Transcribe the entries below exactly.
-------- STORED DATA --------
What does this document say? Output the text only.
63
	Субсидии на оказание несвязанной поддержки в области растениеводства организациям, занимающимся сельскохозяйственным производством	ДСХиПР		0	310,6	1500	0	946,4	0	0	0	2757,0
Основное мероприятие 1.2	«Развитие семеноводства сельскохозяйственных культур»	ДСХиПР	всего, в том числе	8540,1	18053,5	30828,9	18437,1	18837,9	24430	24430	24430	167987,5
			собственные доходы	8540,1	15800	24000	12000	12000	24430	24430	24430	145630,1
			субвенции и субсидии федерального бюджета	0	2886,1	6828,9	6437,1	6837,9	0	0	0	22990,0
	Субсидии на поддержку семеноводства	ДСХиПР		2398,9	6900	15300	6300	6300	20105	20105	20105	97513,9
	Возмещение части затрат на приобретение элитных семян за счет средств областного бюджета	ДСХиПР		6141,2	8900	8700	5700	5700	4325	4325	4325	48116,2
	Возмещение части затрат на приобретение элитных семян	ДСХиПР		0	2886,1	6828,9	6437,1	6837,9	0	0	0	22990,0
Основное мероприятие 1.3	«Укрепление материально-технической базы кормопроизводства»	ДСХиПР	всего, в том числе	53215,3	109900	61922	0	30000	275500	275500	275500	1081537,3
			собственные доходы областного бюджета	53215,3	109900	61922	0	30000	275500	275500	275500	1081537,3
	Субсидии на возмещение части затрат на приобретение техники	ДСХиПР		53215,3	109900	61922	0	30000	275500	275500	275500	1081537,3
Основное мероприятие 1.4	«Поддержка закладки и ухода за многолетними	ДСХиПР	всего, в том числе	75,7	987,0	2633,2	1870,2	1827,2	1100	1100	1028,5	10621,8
--------
▶ [REPLY]:
What does this document say? Output the text only.
63
	Субсидии на оказание несвязанной поддержки в области растениеводства организациям, занимающимся сельскохозяйственным производством	ДСХиПР		0	310,6	1500	0	946,4	0	0	0	2757,0
Основное мероприятие 1.2	«Развитие семеноводства сельскохозяйственных культур»	ДСХиПР	всего, в том числе	8540,1	18053,5	30828,9	18437,1	18837,9	24430	24430	24430	167987,5
			собственные доходы	8540,1	15800	24000	12000	12000	24430	24430	24430	145630,1
			субвенции и субсидии федерального бюджета	0	2886,1	6828,9	6437,1	6837,9	0	0	0	22990,0
	Субсидии на поддержку семеноводства	ДСХиПР		2398,9	6900	15300	6300	6300	20105	20105	20105	97513,9
	Возмещение части затрат на приобретение элитных семян за счет средств областного бюджета	ДСХиПР		6141,2	8900	8700	5700	5700	4325	4325	4325	48116,2
	Возмещение части затрат на приобретение элитных семян	ДСХиПР		0	2886,1	6828,9	6437,1	6837,9	0	0	0	22990,0
Основное мероприятие 1.3	«Укрепление материально-технической базы кормопроизводства»	ДСХиПР	всего, в том числе	53215,3	109900	61922	0	30000	275500	275500	275500	1081537,3
			собственные доходы областного бюджета	53215,3	109900	61922	0	30000	275500	275500	275500	1081537,3
	Субсидии на возмещение части затрат на приобретение техники	ДСХиПР		53215,3	109900	61922	0	30000	275500	275500	275500	1081537,3
Основное мероприятие 1.4	«Поддержка закладки и ухода за многолетними	ДСХиПР	всего, в том числе	75,7	987,0	2633,2	1870,2	1827,2	1100	1100	1028,5	10621,8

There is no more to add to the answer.